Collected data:
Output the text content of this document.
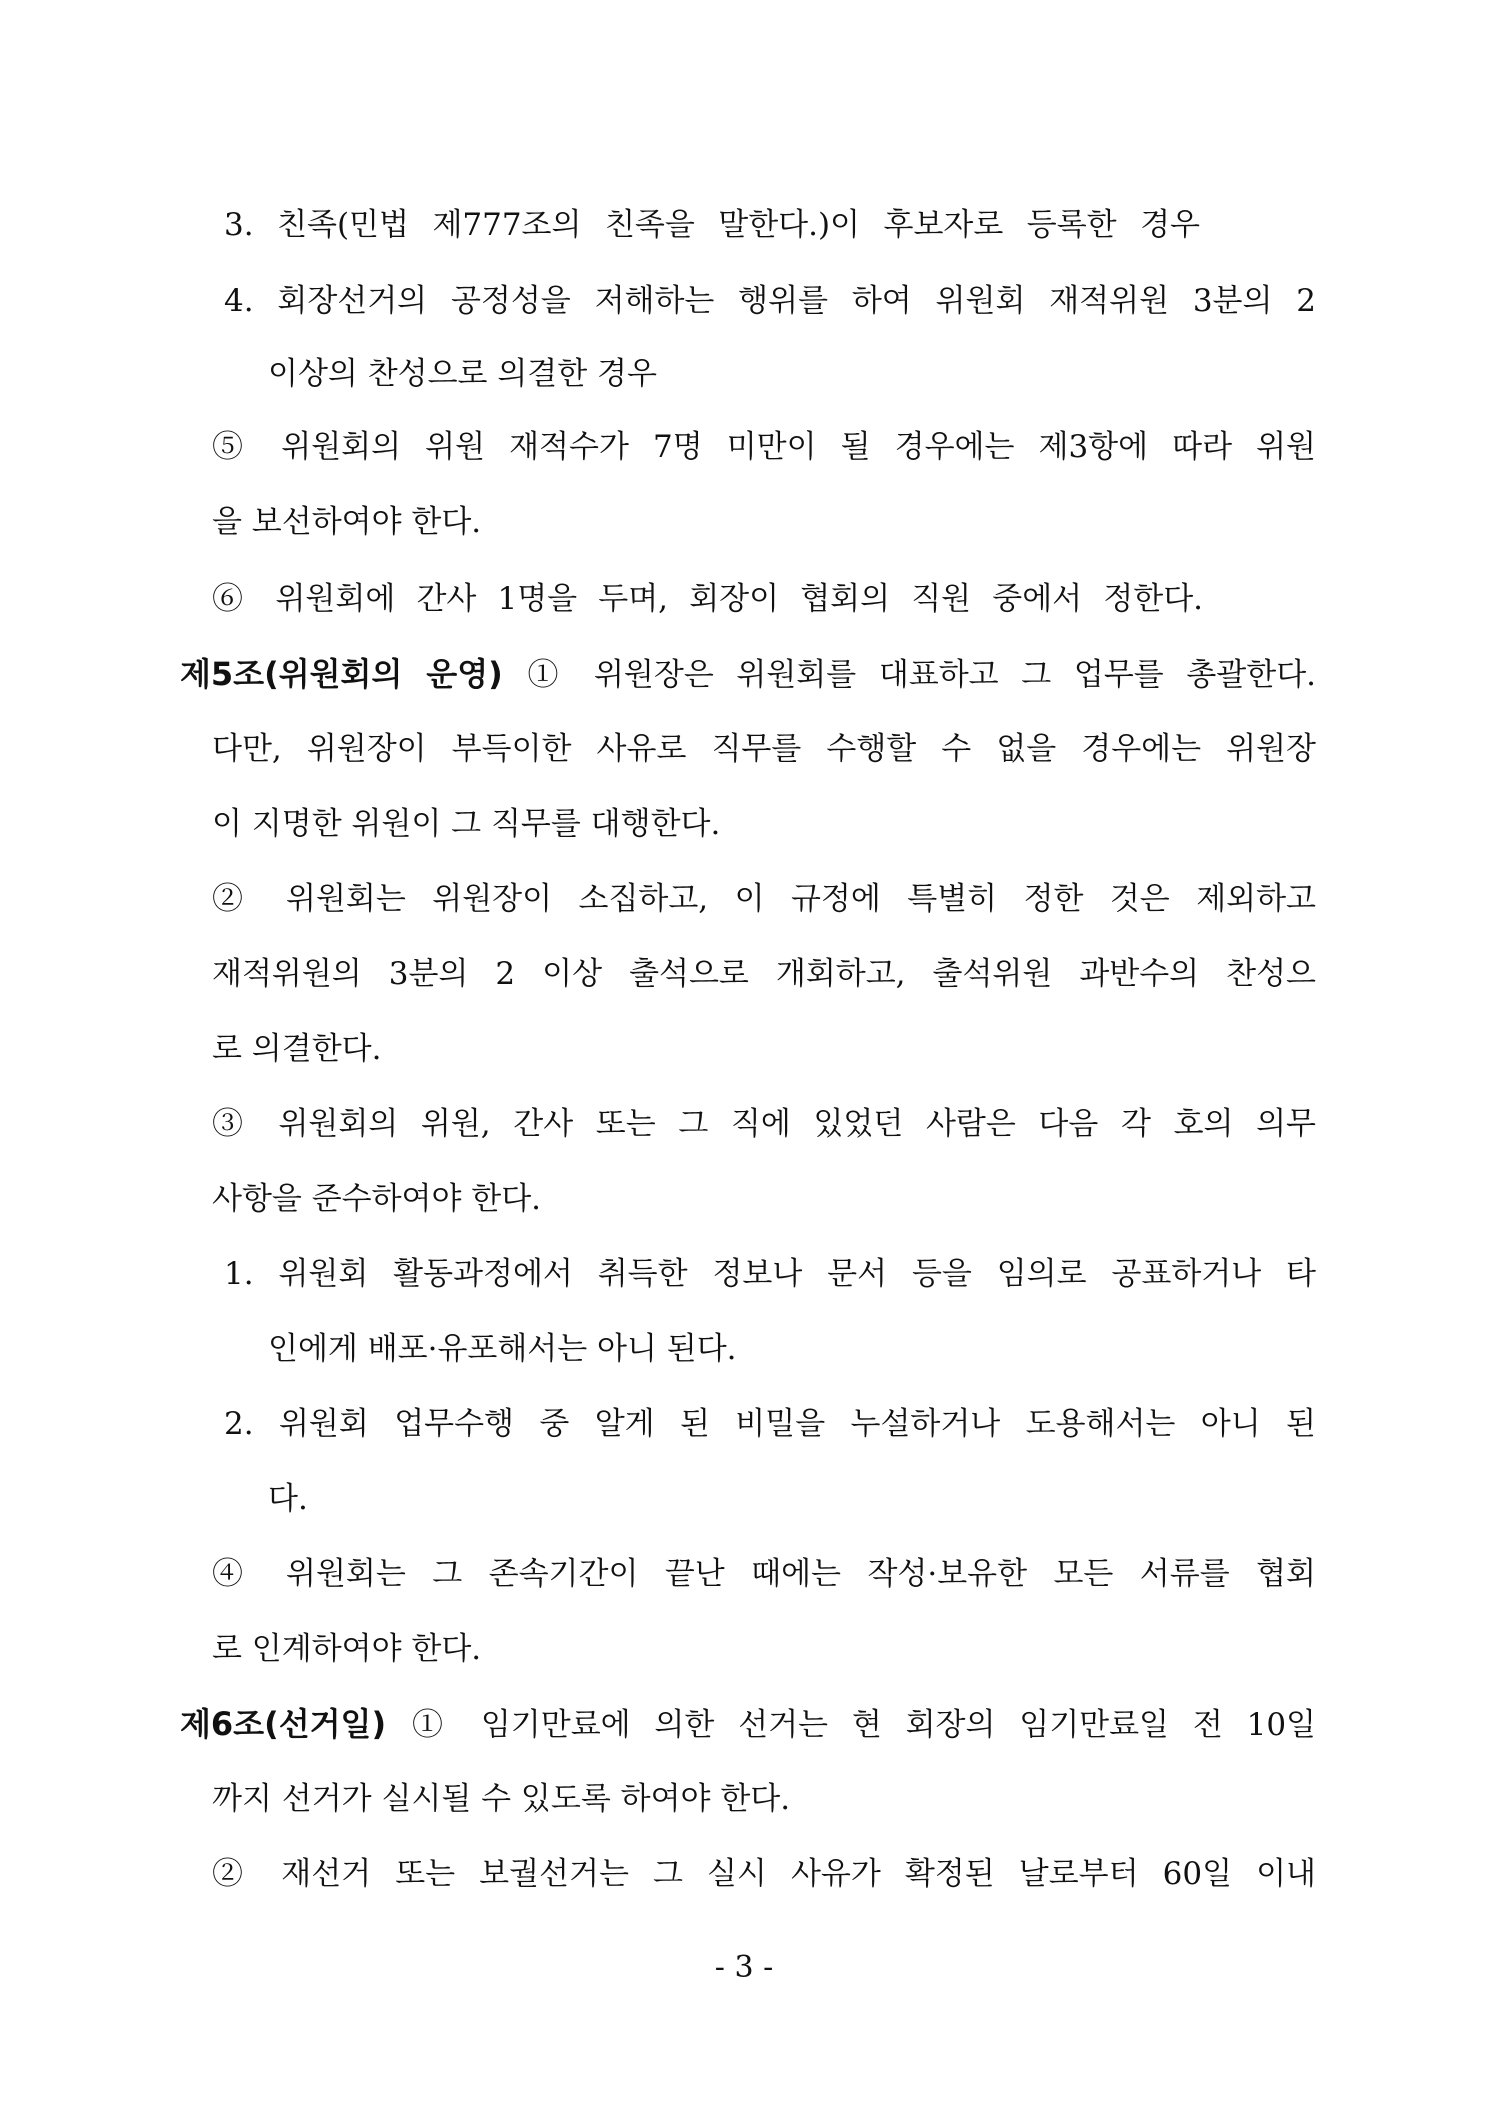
3. 친족(민법 제777조의 친족을 말한다.)이 후보자로 등록한 경우
4. 회장선거의 공정성을 저해하는 행위를 하여 위원회 재적위원 3분의 2
이상의 찬성으로 의결한 경우
⑤ 위원회의 위원 재적수가 7명 미만이 될 경우에는 제3항에 따라 위원
을 보선하여야 한다.
⑥ 위원회에 간사 1명을 두며, 회장이 협회의 직원 중에서 정한다.
제5조(위원회의 운영) ① 위원장은 위원회를 대표하고 그 업무를 총괄한다.
다만, 위원장이 부득이한 사유로 직무를 수행할 수 없을 경우에는 위원장
이 지명한 위원이 그 직무를 대행한다.
② 위원회는 위원장이 소집하고, 이 규정에 특별히 정한 것은 제외하고
재적위원의 3분의 2 이상 출석으로 개회하고, 출석위원 과반수의 찬성으
로 의결한다.
③ 위원회의 위원, 간사 또는 그 직에 있었던 사람은 다음 각 호의 의무
사항을 준수하여야 한다.
1. 위원회 활동과정에서 취득한 정보나 문서 등을 임의로 공표하거나 타
인에게 배포·유포해서는 아니 된다.
2. 위원회 업무수행 중 알게 된 비밀을 누설하거나 도용해서는 아니 된
다.
④ 위원회는 그 존속기간이 끝난 때에는 작성·보유한 모든 서류를 협회
로 인계하여야 한다.
제6조(선거일) ① 임기만료에 의한 선거는 현 회장의 임기만료일 전 10일
까지 선거가 실시될 수 있도록 하여야 한다.
② 재선거 또는 보궐선거는 그 실시 사유가 확정된 날로부터 60일 이내
- 3 -
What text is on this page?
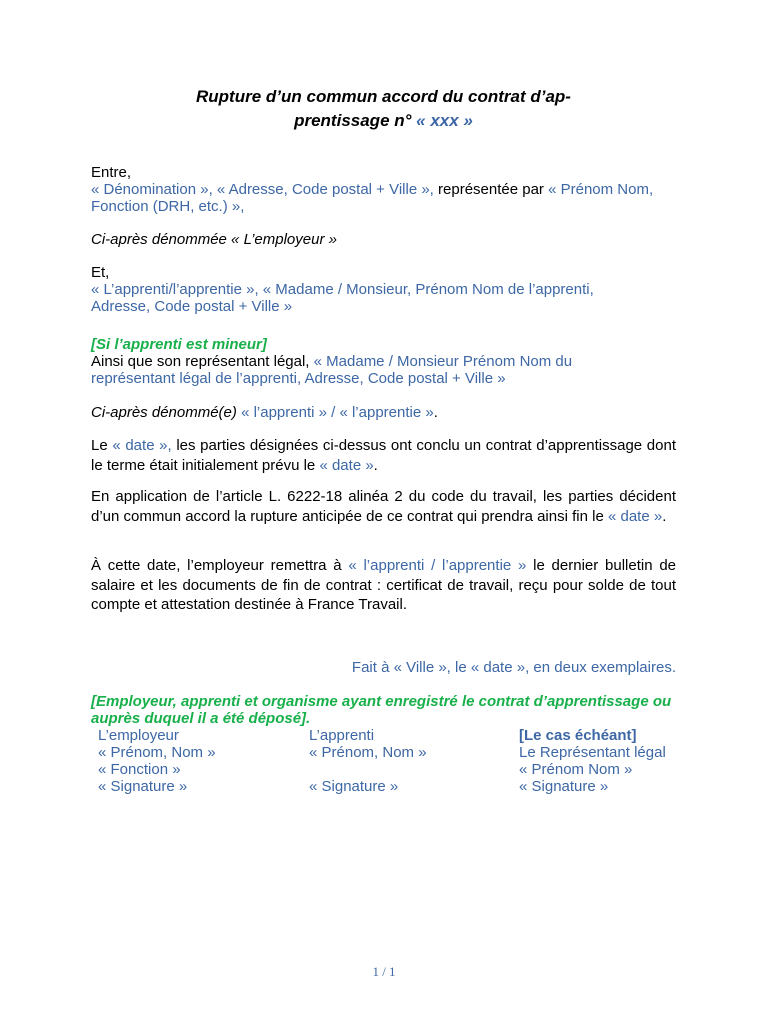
Rupture d’un commun accord du contrat d’ap-
prentissage n° « xxx »
Entre,
« Dénomination », « Adresse, Code postal + Ville », représentée par « Prénom Nom,
Fonction (DRH, etc.) »,
Ci-après dénommée « L’employeur »
Et,
« L’apprenti/l’apprentie », « Madame / Monsieur, Prénom Nom de l’apprenti,
Adresse, Code postal + Ville »
[Si l’apprenti est mineur]
Ainsi que son représentant légal, « Madame / Monsieur Prénom Nom du
représentant légal de l’apprenti, Adresse, Code postal + Ville »
Ci-après dénommé(e) « l’apprenti » / « l’apprentie ».
Le « date », les parties désignées ci-dessus ont conclu un contrat d’apprentissage dont le terme était initialement prévu le « date ».
En application de l’article L. 6222-18 alinéa 2 du code du travail, les parties décident d’un commun accord la rupture anticipée de ce contrat qui prendra ainsi fin le « date ».
À cette date, l’employeur remettra à « l’apprenti / l’apprentie » le dernier bulletin de salaire et les documents de fin de contrat : certificat de travail, reçu pour solde de tout compte et attestation destinée à France Travail.
Fait à « Ville », le « date », en deux exemplaires.
[Employeur, apprenti et organisme ayant enregistré le contrat d’apprentissage ou auprès duquel il a été déposé].
L’employeur
« Prénom, Nom »
« Fonction »
« Signature »
L’apprenti
« Prénom, Nom »

« Signature »
[Le cas échéant]
Le Représentant légal
« Prénom Nom »
« Signature »
1 / 1
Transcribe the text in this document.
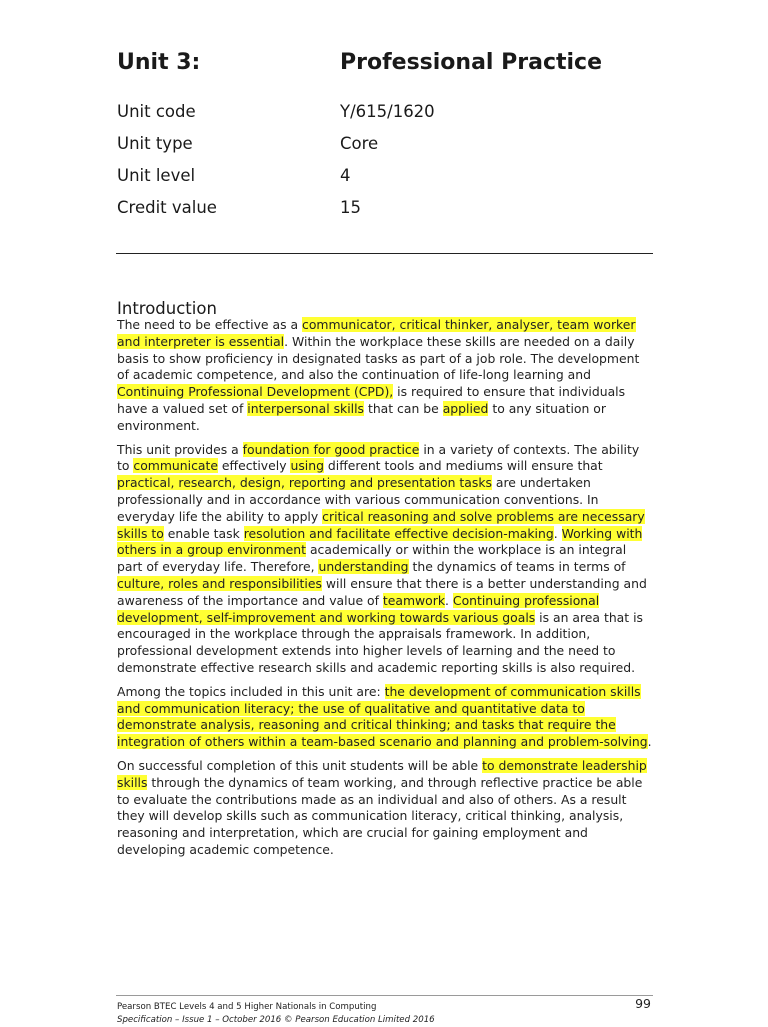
Unit 3:	Professional Practice
Unit code	Y/615/1620
Unit type	Core
Unit level	4
Credit value	15
Introduction

The need to be effective as a communicator, critical thinker, analyser, team worker and interpreter is essential. Within the workplace these skills are needed on a daily basis to show proficiency in designated tasks as part of a job role. The development of academic competence, and also the continuation of life-long learning and Continuing Professional Development (CPD), is required to ensure that individuals have a valued set of interpersonal skills that can be applied to any situation or environment.

This unit provides a foundation for good practice in a variety of contexts. The ability to communicate effectively using different tools and mediums will ensure that practical, research, design, reporting and presentation tasks are undertaken professionally and in accordance with various communication conventions. In everyday life the ability to apply critical reasoning and solve problems are necessary skills to enable task resolution and facilitate effective decision-making. Working with others in a group environment academically or within the workplace is an integral part of everyday life. Therefore, understanding the dynamics of teams in terms of culture, roles and responsibilities will ensure that there is a better understanding and awareness of the importance and value of teamwork. Continuing professional development, self-improvement and working towards various goals is an area that is encouraged in the workplace through the appraisals framework. In addition, professional development extends into higher levels of learning and the need to demonstrate effective research skills and academic reporting skills is also required.

Among the topics included in this unit are: the development of communication skills and communication literacy; the use of qualitative and quantitative data to demonstrate analysis, reasoning and critical thinking; and tasks that require the integration of others within a team-based scenario and planning and problem-solving.

On successful completion of this unit students will be able to demonstrate leadership skills through the dynamics of team working, and through reflective practice be able to evaluate the contributions made as an individual and also of others. As a result they will develop skills such as communication literacy, critical thinking, analysis, reasoning and interpretation, which are crucial for gaining employment and developing academic competence.

Pearson BTEC Levels 4 and 5 Higher Nationals in Computing
Specification – Issue 1 – October 2016 © Pearson Education Limited 2016
99
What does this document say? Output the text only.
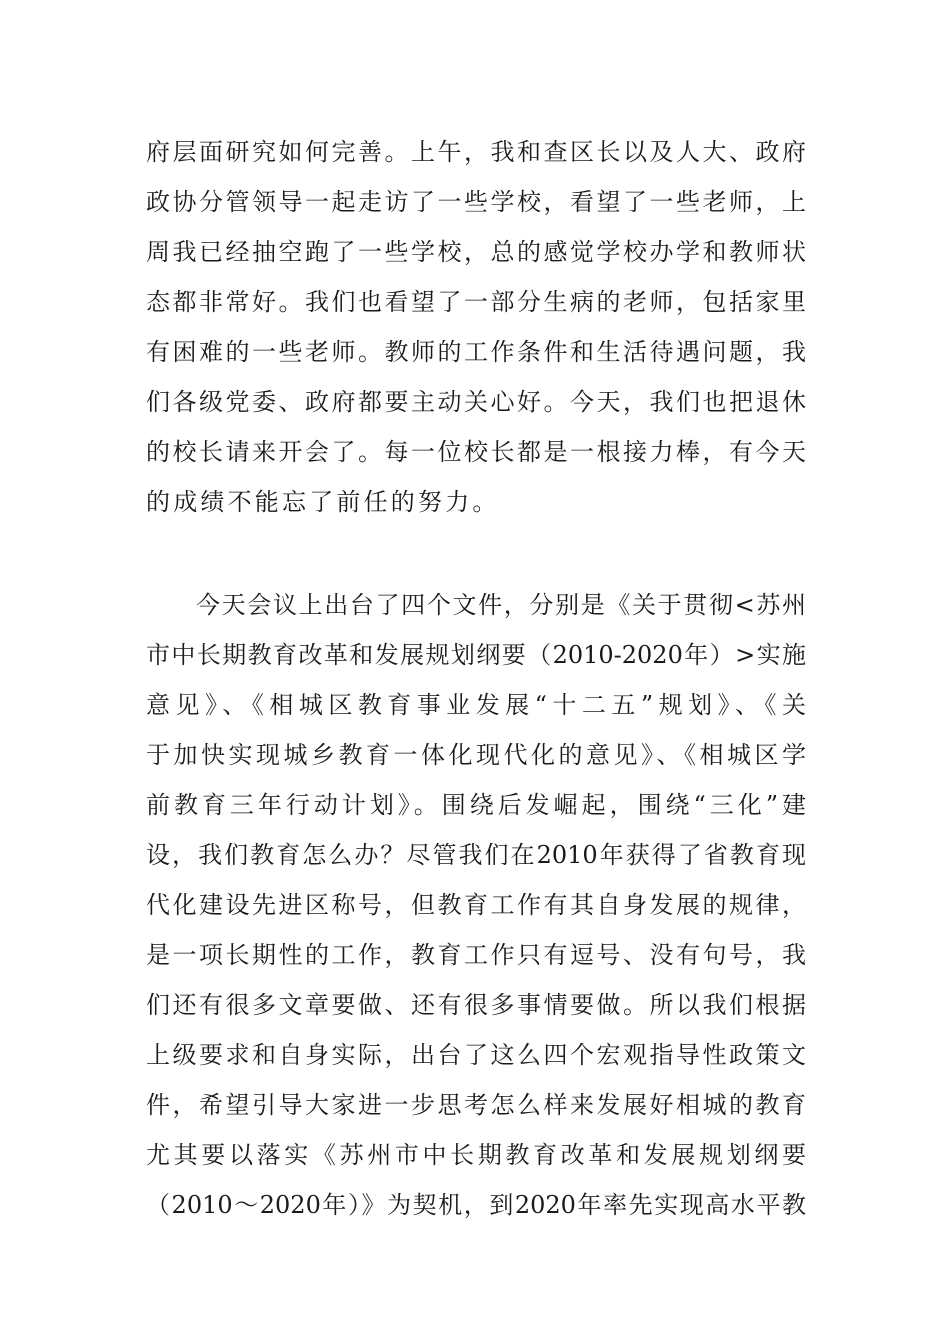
府层面研究如何完善。上午，我和查区长以及人大、政府
政协分管领导一起走访了一些学校，看望了一些老师，上
周我已经抽空跑了一些学校，总的感觉学校办学和教师状
态都非常好。我们也看望了一部分生病的老师，包括家里
有困难的一些老师。教师的工作条件和生活待遇问题，我
们各级党委、政府都要主动关心好。今天，我们也把退休
的校长请来开会了。每一位校长都是一根接力棒，有今天
的成绩不能忘了前任的努力。
今天会议上出台了四个文件，分别是《关于贯彻<苏州
市中长期教育改革和发展规划纲要（2010-2020年）>实施
意见》、《相城区教育事业发展“十二五”规划》、《关
于加快实现城乡教育一体化现代化的意见》、《相城区学
前教育三年行动计划》。围绕后发崛起，围绕“三化”建
设，我们教育怎么办？尽管我们在2010年获得了省教育现
代化建设先进区称号，但教育工作有其自身发展的规律，
是一项长期性的工作，教育工作只有逗号、没有句号，我
们还有很多文章要做、还有很多事情要做。所以我们根据
上级要求和自身实际，出台了这么四个宏观指导性政策文
件，希望引导大家进一步思考怎么样来发展好相城的教育
尤其要以落实《苏州市中长期教育改革和发展规划纲要
（2010～2020年）》为契机，到2020年率先实现高水平教
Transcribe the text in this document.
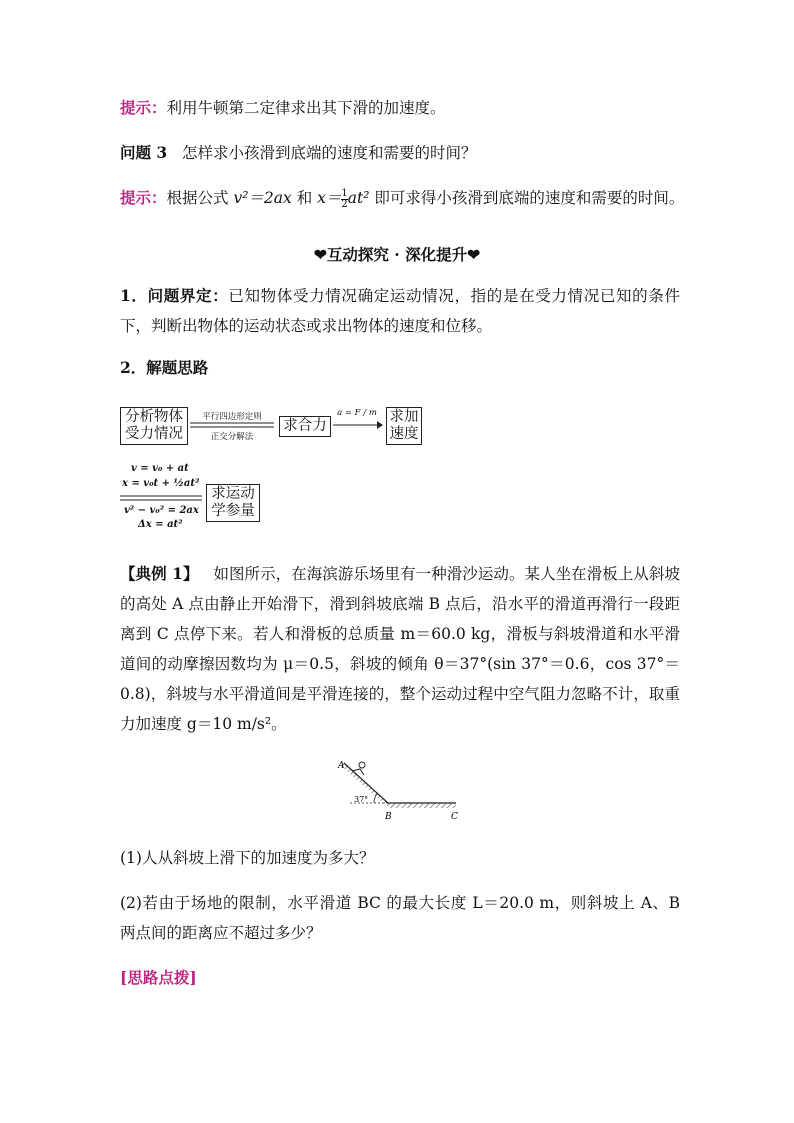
提示：利用牛顿第二定律求出其下滑的加速度。
问题 3 怎样求小孩滑到底端的速度和需要的时间？
提示：根据公式 v²＝2ax 和 $x= \frac{1}{2} at^2$ 即可求得小孩滑到底端的速度和需要的时间。
❤互动探究 · 深化提升❤
1．问题界定：已知物体受力情况确定运动情况，指的是在受力情况已知的条件下，判断出物体的运动状态或求出物体的速度和位移。
2．解题思路
分析物体受力情况
平行四边形定则
正交分解法
求合力
a = F / m 求加速度
v = v₀ + at
x = v₀t + ½at²
v² − v₀² = 2ax
Δx = at²
求运动学参量
【典例 1】 如图所示，在海滨游乐场里有一种滑沙运动。某人坐在滑板上从斜坡的高处 A 点由静止开始滑下，滑到斜坡底端 B 点后，沿水平的滑道再滑行一段距离到 C 点停下来。若人和滑板的总质量 m＝60.0 kg，滑板与斜坡滑道和水平滑道间的动摩擦因数均为 μ＝0.5，斜坡的倾角 θ＝37°(sin 37°＝0.6，cos 37°＝0.8)，斜坡与水平滑道间是平滑连接的，整个运动过程中空气阻力忽略不计，取重力加速度 g＝10 m/s²。
A
B	C
37°
(1)人从斜坡上滑下的加速度为多大？
(2)若由于场地的限制，水平滑道 BC 的最大长度 L＝20.0 m，则斜坡上 A、B 两点间的距离应不超过多少？
[思路点拨]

> _What you are asked to do_
Write out word for word every line from the line with "What does this" through the final line of the records, both included, skipping the pictures.

> _Task answer_
What does this document say? Output the text only.
府层面研究如何完善。上午，我和查区长以及人大、政府
政协分管领导一起走访了一些学校，看望了一些老师，上
周我已经抽空跑了一些学校，总的感觉学校办学和教师状
态都非常好。我们也看望了一部分生病的老师，包括家里
有困难的一些老师。教师的工作条件和生活待遇问题，我
们各级党委、政府都要主动关心好。今天，我们也把退休
的校长请来开会了。每一位校长都是一根接力棒，有今天
的成绩不能忘了前任的努力。
今天会议上出台了四个文件，分别是《关于贯彻<苏州
市中长期教育改革和发展规划纲要（2010-2020年）>实施
意见》、《相城区教育事业发展“十二五”规划》、《关
于加快实现城乡教育一体化现代化的意见》、《相城区学
前教育三年行动计划》。围绕后发崛起，围绕“三化”建
设，我们教育怎么办？尽管我们在2010年获得了省教育现
代化建设先进区称号，但教育工作有其自身发展的规律，
是一项长期性的工作，教育工作只有逗号、没有句号，我
们还有很多文章要做、还有很多事情要做。所以我们根据
上级要求和自身实际，出台了这么四个宏观指导性政策文
件，希望引导大家进一步思考怎么样来发展好相城的教育
尤其要以落实《苏州市中长期教育改革和发展规划纲要
（2010～2020年）》为契机，到2020年率先实现高水平教
Transcribe the text in this document.
提示：利用牛顿第二定律求出其下滑的加速度。
问题 3 怎样求小孩滑到底端的速度和需要的时间？
提示：根据公式 v²＝2ax 和 $x= \frac{1}{2} at^2$ 即可求得小孩滑到底端的速度和需要的时间。
❤互动探究 · 深化提升❤
1．问题界定：已知物体受力情况确定运动情况，指的是在受力情况已知的条件下，判断出物体的运动状态或求出物体的速度和位移。
2．解题思路
分析物体受力情况
平行四边形定则
正交分解法
求合力
a = F / m 求加速度
v = v₀ + at
x = v₀t + ½at²
v² − v₀² = 2ax
Δx = at²
求运动学参量
【典例 1】 如图所示，在海滨游乐场里有一种滑沙运动。某人坐在滑板上从斜坡的高处 A 点由静止开始滑下，滑到斜坡底端 B 点后，沿水平的滑道再滑行一段距离到 C 点停下来。若人和滑板的总质量 m＝60.0 kg，滑板与斜坡滑道和水平滑道间的动摩擦因数均为 μ＝0.5，斜坡的倾角 θ＝37°(sin 37°＝0.6，cos 37°＝0.8)，斜坡与水平滑道间是平滑连接的，整个运动过程中空气阻力忽略不计，取重力加速度 g＝10 m/s²。
A
B	C
37°
(1)人从斜坡上滑下的加速度为多大？
(2)若由于场地的限制，水平滑道 BC 的最大长度 L＝20.0 m，则斜坡上 A、B 两点间的距离应不超过多少？
[思路点拨]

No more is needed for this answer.